▸ **STATED GOAL**: Restate the full set of records exactly, without adding or dropping a word.

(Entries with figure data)
══════════════════════════════

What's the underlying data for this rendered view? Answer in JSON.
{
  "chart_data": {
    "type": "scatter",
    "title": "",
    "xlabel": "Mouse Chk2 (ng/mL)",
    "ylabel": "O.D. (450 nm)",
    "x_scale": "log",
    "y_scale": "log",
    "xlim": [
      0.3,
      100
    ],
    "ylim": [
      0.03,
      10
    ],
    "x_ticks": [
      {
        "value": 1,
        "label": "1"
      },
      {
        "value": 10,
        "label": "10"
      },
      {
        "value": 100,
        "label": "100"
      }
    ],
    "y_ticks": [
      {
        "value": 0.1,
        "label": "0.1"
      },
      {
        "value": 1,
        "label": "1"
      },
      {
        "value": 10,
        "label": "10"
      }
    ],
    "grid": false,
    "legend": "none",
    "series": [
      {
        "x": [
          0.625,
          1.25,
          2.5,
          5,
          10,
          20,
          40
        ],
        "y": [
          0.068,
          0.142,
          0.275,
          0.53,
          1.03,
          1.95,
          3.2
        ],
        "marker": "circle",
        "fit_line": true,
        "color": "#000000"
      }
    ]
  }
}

══════════════════════════════

▸ **SOLUTION TO THE EXERCISE**:
What's the underlying data for this rendered view? Answer in JSON.
{
  "chart_data": {
    "type": "scatter",
    "title": "",
    "xlabel": "Mouse Chk2 (ng/mL)",
    "ylabel": "O.D. (450 nm)",
    "x_scale": "log",
    "y_scale": "log",
    "xlim": [
      0.3,
      100
    ],
    "ylim": [
      0.03,
      10
    ],
    "x_ticks": [
      {
        "value": 1,
        "label": "1"
      },
      {
        "value": 10,
        "label": "10"
      },
      {
        "value": 100,
        "label": "100"
      }
    ],
    "y_ticks": [
      {
        "value": 0.1,
        "label": "0.1"
      },
      {
        "value": 1,
        "label": "1"
      },
      {
        "value": 10,
        "label": "10"
      }
    ],
    "grid": false,
    "legend": "none",
    "series": [
      {
        "x": [
          0.625,
          1.25,
          2.5,
          5,
          10,
          20,
          40
        ],
        "y": [
          0.068,
          0.142,
          0.275,
          0.53,
          1.03,
          1.95,
          3.2
        ],
        "marker": "circle",
        "fit_line": true,
        "color": "#000000"
      }
    ]
  }
}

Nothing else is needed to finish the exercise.